DIRECTION: Show all lines from the data that include the word "TradingView".

GIVEN RECORDS:
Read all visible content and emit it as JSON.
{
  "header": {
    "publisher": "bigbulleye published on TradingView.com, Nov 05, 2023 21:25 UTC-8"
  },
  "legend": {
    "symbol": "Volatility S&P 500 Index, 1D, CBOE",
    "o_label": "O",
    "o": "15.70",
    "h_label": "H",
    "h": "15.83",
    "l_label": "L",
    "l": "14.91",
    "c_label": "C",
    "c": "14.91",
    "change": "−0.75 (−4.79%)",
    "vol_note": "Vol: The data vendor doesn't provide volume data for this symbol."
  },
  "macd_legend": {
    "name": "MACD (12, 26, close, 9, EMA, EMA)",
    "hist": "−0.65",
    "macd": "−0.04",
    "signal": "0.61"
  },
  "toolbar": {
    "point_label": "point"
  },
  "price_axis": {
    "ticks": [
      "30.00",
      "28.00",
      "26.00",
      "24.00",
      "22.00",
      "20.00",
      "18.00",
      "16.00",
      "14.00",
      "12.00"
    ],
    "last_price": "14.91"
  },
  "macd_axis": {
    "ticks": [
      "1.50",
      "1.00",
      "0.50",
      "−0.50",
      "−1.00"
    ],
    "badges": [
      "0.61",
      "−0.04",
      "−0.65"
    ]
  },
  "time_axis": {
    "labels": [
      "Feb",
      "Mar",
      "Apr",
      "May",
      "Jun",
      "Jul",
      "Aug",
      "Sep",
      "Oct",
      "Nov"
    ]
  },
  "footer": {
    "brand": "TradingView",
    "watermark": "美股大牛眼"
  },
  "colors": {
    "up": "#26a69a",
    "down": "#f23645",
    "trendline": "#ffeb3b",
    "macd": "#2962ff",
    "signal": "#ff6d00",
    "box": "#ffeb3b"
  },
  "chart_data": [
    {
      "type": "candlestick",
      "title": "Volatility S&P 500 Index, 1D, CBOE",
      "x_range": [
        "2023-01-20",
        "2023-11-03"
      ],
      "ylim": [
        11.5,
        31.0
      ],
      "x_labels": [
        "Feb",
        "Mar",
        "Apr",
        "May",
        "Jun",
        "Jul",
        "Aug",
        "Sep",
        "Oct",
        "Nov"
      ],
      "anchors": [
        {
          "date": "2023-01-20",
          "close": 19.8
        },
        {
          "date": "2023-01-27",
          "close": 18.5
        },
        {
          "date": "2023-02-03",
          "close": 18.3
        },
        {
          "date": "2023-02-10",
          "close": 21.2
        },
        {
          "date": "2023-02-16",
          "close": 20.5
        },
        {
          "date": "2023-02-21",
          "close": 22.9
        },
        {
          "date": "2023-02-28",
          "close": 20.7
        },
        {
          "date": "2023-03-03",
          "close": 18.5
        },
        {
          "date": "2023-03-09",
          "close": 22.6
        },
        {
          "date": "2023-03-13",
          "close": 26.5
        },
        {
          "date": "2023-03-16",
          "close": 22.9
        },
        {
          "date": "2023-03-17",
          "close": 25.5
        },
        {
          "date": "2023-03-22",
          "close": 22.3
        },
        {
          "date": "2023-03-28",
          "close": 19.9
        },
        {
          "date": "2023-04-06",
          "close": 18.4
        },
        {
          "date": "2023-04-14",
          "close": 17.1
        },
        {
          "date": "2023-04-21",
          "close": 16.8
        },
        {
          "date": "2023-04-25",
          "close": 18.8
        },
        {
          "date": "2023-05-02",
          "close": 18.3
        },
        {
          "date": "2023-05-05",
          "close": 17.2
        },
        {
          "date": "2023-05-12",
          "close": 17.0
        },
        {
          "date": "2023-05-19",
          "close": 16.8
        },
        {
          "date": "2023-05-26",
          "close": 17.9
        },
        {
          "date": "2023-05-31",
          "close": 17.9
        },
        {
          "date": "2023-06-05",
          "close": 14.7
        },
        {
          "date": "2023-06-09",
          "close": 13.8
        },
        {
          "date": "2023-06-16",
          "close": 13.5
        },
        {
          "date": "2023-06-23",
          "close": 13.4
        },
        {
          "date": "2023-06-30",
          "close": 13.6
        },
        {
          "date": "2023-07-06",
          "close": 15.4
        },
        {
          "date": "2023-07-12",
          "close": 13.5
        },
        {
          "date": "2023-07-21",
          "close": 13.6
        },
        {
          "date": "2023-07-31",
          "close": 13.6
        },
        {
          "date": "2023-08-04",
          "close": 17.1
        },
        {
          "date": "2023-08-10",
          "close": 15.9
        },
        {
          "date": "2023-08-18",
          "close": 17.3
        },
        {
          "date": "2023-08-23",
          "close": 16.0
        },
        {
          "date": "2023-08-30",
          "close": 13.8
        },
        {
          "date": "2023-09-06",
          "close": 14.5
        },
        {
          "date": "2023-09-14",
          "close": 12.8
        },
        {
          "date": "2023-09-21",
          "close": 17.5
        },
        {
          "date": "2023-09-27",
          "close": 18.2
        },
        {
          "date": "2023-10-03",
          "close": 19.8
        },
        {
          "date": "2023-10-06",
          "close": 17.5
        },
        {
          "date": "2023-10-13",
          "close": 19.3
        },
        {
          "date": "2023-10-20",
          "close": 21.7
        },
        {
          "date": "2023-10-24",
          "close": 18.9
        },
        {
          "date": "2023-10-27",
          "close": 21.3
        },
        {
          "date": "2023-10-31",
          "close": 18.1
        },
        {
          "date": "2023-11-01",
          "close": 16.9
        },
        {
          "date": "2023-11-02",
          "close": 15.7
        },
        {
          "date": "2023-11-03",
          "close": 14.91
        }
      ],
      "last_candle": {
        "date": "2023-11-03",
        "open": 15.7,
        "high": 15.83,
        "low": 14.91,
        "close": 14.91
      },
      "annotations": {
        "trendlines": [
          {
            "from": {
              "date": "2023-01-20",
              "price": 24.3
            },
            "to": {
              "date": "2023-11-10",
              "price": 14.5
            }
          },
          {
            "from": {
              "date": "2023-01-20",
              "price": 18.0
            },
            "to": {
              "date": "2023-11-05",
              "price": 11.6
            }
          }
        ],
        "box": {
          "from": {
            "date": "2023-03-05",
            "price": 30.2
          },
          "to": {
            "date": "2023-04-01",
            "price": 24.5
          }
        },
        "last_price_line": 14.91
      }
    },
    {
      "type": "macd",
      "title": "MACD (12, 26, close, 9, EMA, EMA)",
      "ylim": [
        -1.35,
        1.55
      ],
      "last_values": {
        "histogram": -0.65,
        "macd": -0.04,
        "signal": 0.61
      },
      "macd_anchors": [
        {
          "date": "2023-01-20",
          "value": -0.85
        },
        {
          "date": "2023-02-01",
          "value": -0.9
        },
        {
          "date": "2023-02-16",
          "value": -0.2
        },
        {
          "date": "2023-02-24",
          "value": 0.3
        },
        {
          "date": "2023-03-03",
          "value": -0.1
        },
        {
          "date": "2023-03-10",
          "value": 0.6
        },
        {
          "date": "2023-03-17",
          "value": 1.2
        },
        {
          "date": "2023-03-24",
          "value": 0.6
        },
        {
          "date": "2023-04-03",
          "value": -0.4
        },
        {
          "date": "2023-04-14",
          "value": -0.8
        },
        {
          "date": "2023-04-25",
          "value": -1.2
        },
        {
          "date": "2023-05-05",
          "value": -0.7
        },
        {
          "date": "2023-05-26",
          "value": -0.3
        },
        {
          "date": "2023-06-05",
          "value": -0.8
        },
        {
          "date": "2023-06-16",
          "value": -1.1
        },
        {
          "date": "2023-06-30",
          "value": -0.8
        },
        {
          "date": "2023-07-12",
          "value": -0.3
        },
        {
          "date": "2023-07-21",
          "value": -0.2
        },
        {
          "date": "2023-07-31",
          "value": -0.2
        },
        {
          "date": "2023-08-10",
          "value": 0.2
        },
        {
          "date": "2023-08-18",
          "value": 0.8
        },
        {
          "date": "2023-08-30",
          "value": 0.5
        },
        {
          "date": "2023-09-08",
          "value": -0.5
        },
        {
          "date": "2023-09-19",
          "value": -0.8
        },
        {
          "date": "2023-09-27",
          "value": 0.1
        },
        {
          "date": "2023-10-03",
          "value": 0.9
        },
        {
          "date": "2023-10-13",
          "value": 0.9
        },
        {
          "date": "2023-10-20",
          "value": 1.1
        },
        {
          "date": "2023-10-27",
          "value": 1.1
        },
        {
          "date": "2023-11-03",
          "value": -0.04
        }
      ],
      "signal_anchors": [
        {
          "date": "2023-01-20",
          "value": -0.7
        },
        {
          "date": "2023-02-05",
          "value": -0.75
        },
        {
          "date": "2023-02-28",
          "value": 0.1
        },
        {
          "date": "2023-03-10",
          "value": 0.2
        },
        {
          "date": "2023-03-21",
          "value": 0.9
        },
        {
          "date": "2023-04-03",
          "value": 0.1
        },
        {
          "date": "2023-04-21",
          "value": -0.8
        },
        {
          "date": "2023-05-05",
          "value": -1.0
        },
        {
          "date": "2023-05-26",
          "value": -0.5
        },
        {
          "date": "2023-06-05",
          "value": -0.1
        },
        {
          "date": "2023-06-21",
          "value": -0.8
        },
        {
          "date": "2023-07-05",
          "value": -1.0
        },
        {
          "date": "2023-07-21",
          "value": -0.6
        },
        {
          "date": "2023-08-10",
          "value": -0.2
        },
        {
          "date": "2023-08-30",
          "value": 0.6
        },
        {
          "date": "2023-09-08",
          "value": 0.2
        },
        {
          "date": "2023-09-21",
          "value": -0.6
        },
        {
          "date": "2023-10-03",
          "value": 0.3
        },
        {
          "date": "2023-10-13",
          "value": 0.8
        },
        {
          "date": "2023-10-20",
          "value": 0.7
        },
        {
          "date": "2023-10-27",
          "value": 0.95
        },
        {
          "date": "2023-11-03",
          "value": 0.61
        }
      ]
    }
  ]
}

CORRECT RESULT:
    "publisher": "bigbulleye published on TradingView.com, Nov 05, 2023 21:25 UTC-8"
    "brand": "TradingView",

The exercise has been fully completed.